#### DIRECTIONS
Find and copy each line of the records where the string "기술이전의" shows up.
↓↓↓
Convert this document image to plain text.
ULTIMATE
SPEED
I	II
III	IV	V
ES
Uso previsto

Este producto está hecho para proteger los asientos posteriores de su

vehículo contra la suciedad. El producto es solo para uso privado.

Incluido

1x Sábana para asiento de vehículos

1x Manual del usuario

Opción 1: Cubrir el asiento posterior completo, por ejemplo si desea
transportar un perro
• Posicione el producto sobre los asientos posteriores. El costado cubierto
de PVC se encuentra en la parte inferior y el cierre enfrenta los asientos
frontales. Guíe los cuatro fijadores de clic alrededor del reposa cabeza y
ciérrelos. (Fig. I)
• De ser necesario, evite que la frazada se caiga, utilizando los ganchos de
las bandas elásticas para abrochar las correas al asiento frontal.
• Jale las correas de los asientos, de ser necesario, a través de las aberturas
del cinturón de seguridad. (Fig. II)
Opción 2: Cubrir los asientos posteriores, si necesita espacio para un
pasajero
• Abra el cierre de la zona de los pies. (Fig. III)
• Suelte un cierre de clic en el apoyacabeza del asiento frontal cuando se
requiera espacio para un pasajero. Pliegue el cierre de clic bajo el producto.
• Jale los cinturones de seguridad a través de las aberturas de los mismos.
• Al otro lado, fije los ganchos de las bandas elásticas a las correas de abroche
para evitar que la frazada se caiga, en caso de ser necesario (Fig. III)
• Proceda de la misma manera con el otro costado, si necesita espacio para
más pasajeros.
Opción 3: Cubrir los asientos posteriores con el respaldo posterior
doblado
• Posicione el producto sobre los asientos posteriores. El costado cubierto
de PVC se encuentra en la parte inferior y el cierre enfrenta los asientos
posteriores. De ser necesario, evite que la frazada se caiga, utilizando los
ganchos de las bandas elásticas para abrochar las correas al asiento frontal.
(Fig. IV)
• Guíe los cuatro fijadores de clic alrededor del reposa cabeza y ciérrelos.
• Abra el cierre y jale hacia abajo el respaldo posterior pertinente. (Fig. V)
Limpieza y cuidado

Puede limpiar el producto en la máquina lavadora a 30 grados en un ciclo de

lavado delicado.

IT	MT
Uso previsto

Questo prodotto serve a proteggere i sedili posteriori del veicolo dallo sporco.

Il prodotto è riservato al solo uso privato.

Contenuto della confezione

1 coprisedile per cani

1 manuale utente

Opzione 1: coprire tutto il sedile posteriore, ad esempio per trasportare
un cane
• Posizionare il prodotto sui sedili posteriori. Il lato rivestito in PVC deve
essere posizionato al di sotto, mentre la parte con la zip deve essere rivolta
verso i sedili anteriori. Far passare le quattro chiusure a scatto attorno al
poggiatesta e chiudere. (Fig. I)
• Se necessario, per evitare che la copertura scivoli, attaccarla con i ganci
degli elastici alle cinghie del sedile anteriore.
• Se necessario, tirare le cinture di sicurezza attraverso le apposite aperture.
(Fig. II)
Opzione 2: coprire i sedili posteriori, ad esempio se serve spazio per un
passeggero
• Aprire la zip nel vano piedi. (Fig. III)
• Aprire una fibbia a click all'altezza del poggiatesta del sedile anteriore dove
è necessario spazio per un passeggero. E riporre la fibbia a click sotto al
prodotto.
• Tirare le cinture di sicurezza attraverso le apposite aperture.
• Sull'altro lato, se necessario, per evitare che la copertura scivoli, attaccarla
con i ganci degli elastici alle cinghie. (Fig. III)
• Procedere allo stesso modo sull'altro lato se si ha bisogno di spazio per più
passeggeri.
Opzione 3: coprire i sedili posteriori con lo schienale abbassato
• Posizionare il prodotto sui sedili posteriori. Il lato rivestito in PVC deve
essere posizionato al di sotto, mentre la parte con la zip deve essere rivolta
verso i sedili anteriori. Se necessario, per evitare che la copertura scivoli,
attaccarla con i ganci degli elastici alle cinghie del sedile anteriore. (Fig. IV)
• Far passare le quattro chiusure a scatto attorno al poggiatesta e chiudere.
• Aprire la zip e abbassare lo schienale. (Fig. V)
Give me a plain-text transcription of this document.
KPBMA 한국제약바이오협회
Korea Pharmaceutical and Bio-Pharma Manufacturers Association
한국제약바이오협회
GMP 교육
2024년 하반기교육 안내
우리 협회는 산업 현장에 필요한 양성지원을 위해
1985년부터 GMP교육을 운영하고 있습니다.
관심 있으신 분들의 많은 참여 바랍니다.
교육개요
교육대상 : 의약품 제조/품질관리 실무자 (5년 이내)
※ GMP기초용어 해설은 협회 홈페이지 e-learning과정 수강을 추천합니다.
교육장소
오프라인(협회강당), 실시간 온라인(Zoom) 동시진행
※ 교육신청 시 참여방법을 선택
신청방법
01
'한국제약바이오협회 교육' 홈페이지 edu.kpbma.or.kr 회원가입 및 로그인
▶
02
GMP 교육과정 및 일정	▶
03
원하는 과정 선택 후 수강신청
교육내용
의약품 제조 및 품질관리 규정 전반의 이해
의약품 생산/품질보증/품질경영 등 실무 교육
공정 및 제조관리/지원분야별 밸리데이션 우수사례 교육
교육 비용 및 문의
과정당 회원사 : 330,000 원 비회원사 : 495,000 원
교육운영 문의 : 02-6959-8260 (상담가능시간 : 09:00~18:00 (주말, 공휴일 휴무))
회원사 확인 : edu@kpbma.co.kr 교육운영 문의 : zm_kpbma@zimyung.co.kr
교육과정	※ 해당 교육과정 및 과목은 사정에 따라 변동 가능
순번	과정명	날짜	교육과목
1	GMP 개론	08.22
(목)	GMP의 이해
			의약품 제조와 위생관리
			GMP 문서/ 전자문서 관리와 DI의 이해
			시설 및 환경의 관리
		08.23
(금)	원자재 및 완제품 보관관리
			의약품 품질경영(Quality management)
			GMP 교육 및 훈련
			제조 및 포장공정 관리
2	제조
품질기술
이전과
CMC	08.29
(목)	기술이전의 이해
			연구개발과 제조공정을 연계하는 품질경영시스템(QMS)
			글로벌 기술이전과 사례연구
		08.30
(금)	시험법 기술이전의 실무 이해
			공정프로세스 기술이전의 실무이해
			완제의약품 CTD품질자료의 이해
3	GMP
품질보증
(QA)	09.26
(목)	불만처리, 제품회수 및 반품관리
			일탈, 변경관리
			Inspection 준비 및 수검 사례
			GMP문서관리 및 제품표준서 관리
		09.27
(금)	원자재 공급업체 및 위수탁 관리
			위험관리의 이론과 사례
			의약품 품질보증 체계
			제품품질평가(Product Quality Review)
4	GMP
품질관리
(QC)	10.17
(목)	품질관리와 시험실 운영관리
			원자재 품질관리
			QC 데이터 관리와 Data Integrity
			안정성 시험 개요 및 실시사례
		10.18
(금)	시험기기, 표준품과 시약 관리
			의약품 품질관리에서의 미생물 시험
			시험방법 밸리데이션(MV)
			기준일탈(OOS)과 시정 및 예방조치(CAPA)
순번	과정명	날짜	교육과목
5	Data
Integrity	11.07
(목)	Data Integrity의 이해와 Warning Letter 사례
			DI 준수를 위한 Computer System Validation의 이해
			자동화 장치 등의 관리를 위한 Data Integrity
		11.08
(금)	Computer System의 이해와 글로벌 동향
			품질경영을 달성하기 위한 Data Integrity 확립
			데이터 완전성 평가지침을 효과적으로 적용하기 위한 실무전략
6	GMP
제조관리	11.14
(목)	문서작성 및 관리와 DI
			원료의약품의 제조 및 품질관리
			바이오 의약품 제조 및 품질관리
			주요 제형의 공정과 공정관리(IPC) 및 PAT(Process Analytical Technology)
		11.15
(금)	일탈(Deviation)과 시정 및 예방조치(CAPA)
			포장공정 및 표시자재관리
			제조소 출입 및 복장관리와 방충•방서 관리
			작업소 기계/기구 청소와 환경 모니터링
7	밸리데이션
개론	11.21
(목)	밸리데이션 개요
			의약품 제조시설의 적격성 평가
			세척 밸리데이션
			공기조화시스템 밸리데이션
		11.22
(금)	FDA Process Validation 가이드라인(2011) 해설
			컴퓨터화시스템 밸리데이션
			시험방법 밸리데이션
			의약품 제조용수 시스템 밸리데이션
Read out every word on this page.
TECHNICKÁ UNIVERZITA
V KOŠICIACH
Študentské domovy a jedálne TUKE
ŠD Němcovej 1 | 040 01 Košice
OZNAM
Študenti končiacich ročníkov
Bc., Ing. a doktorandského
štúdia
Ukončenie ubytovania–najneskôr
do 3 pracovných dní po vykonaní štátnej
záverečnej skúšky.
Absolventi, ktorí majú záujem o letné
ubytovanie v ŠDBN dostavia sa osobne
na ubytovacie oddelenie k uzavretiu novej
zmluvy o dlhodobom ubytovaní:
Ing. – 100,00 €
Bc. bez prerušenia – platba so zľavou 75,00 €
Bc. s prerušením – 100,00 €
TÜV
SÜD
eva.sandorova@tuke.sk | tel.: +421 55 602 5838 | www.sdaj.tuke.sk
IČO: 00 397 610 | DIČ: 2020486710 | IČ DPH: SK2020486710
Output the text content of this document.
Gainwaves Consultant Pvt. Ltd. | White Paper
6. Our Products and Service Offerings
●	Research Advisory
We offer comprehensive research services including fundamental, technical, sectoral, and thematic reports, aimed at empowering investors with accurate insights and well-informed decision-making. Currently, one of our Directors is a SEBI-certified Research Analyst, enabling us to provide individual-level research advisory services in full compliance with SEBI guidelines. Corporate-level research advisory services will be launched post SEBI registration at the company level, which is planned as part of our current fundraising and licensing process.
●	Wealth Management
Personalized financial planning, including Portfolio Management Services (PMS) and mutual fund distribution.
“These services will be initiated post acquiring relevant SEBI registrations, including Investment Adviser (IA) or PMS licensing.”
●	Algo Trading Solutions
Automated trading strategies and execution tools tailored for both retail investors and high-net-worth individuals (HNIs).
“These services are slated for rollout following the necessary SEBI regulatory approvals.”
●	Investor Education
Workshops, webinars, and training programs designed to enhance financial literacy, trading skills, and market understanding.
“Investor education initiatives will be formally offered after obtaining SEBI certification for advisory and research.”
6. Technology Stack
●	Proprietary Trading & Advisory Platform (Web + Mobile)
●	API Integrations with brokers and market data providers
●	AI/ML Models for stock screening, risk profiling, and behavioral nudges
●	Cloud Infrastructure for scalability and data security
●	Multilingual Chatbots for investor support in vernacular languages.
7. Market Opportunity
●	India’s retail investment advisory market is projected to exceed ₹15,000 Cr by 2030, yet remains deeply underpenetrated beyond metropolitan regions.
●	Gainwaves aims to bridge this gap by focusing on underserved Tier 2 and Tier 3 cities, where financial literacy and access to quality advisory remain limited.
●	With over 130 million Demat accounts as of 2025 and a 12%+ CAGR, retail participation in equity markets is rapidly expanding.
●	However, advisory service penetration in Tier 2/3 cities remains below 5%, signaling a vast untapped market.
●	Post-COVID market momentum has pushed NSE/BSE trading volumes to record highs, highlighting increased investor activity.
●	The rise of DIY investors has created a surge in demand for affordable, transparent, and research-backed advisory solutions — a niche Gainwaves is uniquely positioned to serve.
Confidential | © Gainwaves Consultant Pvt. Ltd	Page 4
↑↑↑
#### EXERCISE SOLUTION
(목)	기술이전의 이해
(금)	시험법 기술이전의 실무 이해
			공정프로세스 기술이전의 실무이해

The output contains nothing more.